▶ _Instructions for the task_: Will you quote all of the entries, word for word?

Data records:
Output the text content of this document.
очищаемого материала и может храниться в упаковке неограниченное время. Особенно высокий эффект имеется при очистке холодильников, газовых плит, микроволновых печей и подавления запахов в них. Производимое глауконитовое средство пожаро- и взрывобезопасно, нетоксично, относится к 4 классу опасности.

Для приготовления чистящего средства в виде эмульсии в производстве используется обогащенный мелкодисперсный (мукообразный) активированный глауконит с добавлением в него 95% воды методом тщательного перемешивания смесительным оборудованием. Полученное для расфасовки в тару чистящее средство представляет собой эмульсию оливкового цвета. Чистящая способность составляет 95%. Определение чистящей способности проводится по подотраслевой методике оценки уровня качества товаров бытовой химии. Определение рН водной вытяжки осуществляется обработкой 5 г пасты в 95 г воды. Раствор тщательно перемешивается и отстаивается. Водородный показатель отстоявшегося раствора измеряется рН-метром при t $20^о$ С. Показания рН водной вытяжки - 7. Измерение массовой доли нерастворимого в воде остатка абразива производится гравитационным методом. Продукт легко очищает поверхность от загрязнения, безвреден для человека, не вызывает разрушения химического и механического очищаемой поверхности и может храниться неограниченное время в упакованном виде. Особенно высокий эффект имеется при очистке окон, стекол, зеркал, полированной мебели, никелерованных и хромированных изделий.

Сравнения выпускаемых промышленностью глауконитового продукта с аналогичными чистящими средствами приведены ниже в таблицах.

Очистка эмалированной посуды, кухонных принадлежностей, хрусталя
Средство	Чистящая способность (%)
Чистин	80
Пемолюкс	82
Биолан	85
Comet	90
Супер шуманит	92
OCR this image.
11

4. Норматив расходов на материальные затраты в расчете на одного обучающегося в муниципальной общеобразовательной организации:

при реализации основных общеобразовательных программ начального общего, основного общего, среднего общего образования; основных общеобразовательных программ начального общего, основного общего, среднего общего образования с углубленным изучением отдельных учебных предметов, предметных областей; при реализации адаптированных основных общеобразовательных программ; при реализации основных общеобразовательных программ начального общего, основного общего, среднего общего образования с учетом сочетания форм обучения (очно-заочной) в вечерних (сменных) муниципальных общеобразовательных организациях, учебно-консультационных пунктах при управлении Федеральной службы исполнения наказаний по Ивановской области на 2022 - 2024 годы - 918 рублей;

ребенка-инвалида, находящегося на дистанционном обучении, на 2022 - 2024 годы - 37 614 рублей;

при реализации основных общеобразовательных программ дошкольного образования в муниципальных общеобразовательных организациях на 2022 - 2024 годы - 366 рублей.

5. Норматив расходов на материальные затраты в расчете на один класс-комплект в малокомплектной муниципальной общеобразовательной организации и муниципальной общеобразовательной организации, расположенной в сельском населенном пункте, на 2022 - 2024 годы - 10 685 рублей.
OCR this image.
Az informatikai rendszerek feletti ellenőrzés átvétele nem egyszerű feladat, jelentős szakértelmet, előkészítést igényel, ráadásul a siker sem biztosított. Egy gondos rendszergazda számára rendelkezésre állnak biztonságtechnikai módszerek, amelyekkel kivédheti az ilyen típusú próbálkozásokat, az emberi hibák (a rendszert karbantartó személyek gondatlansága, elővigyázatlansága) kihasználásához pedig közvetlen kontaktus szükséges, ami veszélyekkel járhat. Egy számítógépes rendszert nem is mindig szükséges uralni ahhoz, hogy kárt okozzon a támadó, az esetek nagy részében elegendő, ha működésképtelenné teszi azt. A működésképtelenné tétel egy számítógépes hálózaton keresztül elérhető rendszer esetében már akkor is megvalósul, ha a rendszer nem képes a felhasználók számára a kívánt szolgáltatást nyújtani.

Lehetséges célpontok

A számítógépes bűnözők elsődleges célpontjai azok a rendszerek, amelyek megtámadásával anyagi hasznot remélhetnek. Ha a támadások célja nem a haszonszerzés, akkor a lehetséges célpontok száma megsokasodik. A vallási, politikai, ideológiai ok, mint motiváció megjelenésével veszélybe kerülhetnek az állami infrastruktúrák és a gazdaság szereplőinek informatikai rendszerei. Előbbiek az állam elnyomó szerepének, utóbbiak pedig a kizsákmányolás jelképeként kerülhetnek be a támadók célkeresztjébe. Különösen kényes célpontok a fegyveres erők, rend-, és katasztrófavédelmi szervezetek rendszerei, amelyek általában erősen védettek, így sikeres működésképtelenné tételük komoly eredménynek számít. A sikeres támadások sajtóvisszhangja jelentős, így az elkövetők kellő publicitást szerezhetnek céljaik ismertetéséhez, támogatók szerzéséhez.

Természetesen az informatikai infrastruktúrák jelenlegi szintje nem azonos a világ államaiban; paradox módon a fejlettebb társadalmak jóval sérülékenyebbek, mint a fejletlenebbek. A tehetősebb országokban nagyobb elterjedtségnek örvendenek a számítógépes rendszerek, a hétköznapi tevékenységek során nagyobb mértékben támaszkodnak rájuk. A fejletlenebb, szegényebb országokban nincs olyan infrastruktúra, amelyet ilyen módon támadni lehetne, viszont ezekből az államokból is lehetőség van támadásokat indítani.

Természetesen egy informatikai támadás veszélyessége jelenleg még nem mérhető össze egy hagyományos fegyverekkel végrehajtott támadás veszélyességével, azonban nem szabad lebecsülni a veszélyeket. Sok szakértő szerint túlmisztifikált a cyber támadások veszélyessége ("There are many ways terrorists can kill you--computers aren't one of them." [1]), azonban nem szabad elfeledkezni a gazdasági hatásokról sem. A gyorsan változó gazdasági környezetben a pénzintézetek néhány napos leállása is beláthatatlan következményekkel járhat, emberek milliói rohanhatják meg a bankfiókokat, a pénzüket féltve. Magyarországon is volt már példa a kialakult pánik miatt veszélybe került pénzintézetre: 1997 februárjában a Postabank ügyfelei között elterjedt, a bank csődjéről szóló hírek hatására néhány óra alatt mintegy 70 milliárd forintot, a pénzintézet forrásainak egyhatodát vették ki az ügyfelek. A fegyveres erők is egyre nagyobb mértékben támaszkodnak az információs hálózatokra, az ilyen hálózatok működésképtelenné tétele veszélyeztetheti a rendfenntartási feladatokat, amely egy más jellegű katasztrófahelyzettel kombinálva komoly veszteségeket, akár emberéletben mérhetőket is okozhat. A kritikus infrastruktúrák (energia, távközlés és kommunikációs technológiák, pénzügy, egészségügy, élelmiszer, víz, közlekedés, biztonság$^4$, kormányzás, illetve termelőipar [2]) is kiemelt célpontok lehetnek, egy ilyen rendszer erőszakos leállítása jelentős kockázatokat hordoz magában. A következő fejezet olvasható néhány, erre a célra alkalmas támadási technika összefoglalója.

▶ _Reply to the exercise_:
Output the text content of this document.
очищаемого материала и может храниться в упаковке неограниченное время. Особенно высокий эффект имеется при очистке холодильников, газовых плит, микроволновых печей и подавления запахов в них. Производимое глауконитовое средство пожаро- и взрывобезопасно, нетоксично, относится к 4 классу опасности.

Для приготовления чистящего средства в виде эмульсии в производстве используется обогащенный мелкодисперсный (мукообразный) активированный глауконит с добавлением в него 95% воды методом тщательного перемешивания смесительным оборудованием. Полученное для расфасовки в тару чистящее средство представляет собой эмульсию оливкового цвета. Чистящая способность составляет 95%. Определение чистящей способности проводится по подотраслевой методике оценки уровня качества товаров бытовой химии. Определение рН водной вытяжки осуществляется обработкой 5 г пасты в 95 г воды. Раствор тщательно перемешивается и отстаивается. Водородный показатель отстоявшегося раствора измеряется рН-метром при t $20^о$ С. Показания рН водной вытяжки - 7. Измерение массовой доли нерастворимого в воде остатка абразива производится гравитационным методом. Продукт легко очищает поверхность от загрязнения, безвреден для человека, не вызывает разрушения химического и механического очищаемой поверхности и может храниться неограниченное время в упакованном виде. Особенно высокий эффект имеется при очистке окон, стекол, зеркал, полированной мебели, никелерованных и хромированных изделий.

Сравнения выпускаемых промышленностью глауконитового продукта с аналогичными чистящими средствами приведены ниже в таблицах.

Очистка эмалированной посуды, кухонных принадлежностей, хрусталя
Средство	Чистящая способность (%)
Чистин	80
Пемолюкс	82
Биолан	85
Comet	90
Супер шуманит	92
OCR this image.
11

4. Норматив расходов на материальные затраты в расчете на одного обучающегося в муниципальной общеобразовательной организации:

при реализации основных общеобразовательных программ начального общего, основного общего, среднего общего образования; основных общеобразовательных программ начального общего, основного общего, среднего общего образования с углубленным изучением отдельных учебных предметов, предметных областей; при реализации адаптированных основных общеобразовательных программ; при реализации основных общеобразовательных программ начального общего, основного общего, среднего общего образования с учетом сочетания форм обучения (очно-заочной) в вечерних (сменных) муниципальных общеобразовательных организациях, учебно-консультационных пунктах при управлении Федеральной службы исполнения наказаний по Ивановской области на 2022 - 2024 годы - 918 рублей;

ребенка-инвалида, находящегося на дистанционном обучении, на 2022 - 2024 годы - 37 614 рублей;

при реализации основных общеобразовательных программ дошкольного образования в муниципальных общеобразовательных организациях на 2022 - 2024 годы - 366 рублей.

5. Норматив расходов на материальные затраты в расчете на один класс-комплект в малокомплектной муниципальной общеобразовательной организации и муниципальной общеобразовательной организации, расположенной в сельском населенном пункте, на 2022 - 2024 годы - 10 685 рублей.
OCR this image.
Az informatikai rendszerek feletti ellenőrzés átvétele nem egyszerű feladat, jelentős szakértelmet, előkészítést igényel, ráadásul a siker sem biztosított. Egy gondos rendszergazda számára rendelkezésre állnak biztonságtechnikai módszerek, amelyekkel kivédheti az ilyen típusú próbálkozásokat, az emberi hibák (a rendszert karbantartó személyek gondatlansága, elővigyázatlansága) kihasználásához pedig közvetlen kontaktus szükséges, ami veszélyekkel járhat. Egy számítógépes rendszert nem is mindig szükséges uralni ahhoz, hogy kárt okozzon a támadó, az esetek nagy részében elegendő, ha működésképtelenné teszi azt. A működésképtelenné tétel egy számítógépes hálózaton keresztül elérhető rendszer esetében már akkor is megvalósul, ha a rendszer nem képes a felhasználók számára a kívánt szolgáltatást nyújtani.

Lehetséges célpontok

A számítógépes bűnözők elsődleges célpontjai azok a rendszerek, amelyek megtámadásával anyagi hasznot remélhetnek. Ha a támadások célja nem a haszonszerzés, akkor a lehetséges célpontok száma megsokasodik. A vallási, politikai, ideológiai ok, mint motiváció megjelenésével veszélybe kerülhetnek az állami infrastruktúrák és a gazdaság szereplőinek informatikai rendszerei. Előbbiek az állam elnyomó szerepének, utóbbiak pedig a kizsákmányolás jelképeként kerülhetnek be a támadók célkeresztjébe. Különösen kényes célpontok a fegyveres erők, rend-, és katasztrófavédelmi szervezetek rendszerei, amelyek általában erősen védettek, így sikeres működésképtelenné tételük komoly eredménynek számít. A sikeres támadások sajtóvisszhangja jelentős, így az elkövetők kellő publicitást szerezhetnek céljaik ismertetéséhez, támogatók szerzéséhez.

Természetesen az informatikai infrastruktúrák jelenlegi szintje nem azonos a világ államaiban; paradox módon a fejlettebb társadalmak jóval sérülékenyebbek, mint a fejletlenebbek. A tehetősebb országokban nagyobb elterjedtségnek örvendenek a számítógépes rendszerek, a hétköznapi tevékenységek során nagyobb mértékben támaszkodnak rájuk. A fejletlenebb, szegényebb országokban nincs olyan infrastruktúra, amelyet ilyen módon támadni lehetne, viszont ezekből az államokból is lehetőség van támadásokat indítani.

Természetesen egy informatikai támadás veszélyessége jelenleg még nem mérhető össze egy hagyományos fegyverekkel végrehajtott támadás veszélyességével, azonban nem szabad lebecsülni a veszélyeket. Sok szakértő szerint túlmisztifikált a cyber támadások veszélyessége ("There are many ways terrorists can kill you--computers aren't one of them." [1]), azonban nem szabad elfeledkezni a gazdasági hatásokról sem. A gyorsan változó gazdasági környezetben a pénzintézetek néhány napos leállása is beláthatatlan következményekkel járhat, emberek milliói rohanhatják meg a bankfiókokat, a pénzüket féltve. Magyarországon is volt már példa a kialakult pánik miatt veszélybe került pénzintézetre: 1997 februárjában a Postabank ügyfelei között elterjedt, a bank csődjéről szóló hírek hatására néhány óra alatt mintegy 70 milliárd forintot, a pénzintézet forrásainak egyhatodát vették ki az ügyfelek. A fegyveres erők is egyre nagyobb mértékben támaszkodnak az információs hálózatokra, az ilyen hálózatok működésképtelenné tétele veszélyeztetheti a rendfenntartási feladatokat, amely egy más jellegű katasztrófahelyzettel kombinálva komoly veszteségeket, akár emberéletben mérhetőket is okozhat. A kritikus infrastruktúrák (energia, távközlés és kommunikációs technológiák, pénzügy, egészségügy, élelmiszer, víz, közlekedés, biztonság$^4$, kormányzás, illetve termelőipar [2]) is kiemelt célpontok lehetnek, egy ilyen rendszer erőszakos leállítása jelentős kockázatokat hordoz magában. A következő fejezet olvasható néhány, erre a célra alkalmas támadási technika összefoglalója.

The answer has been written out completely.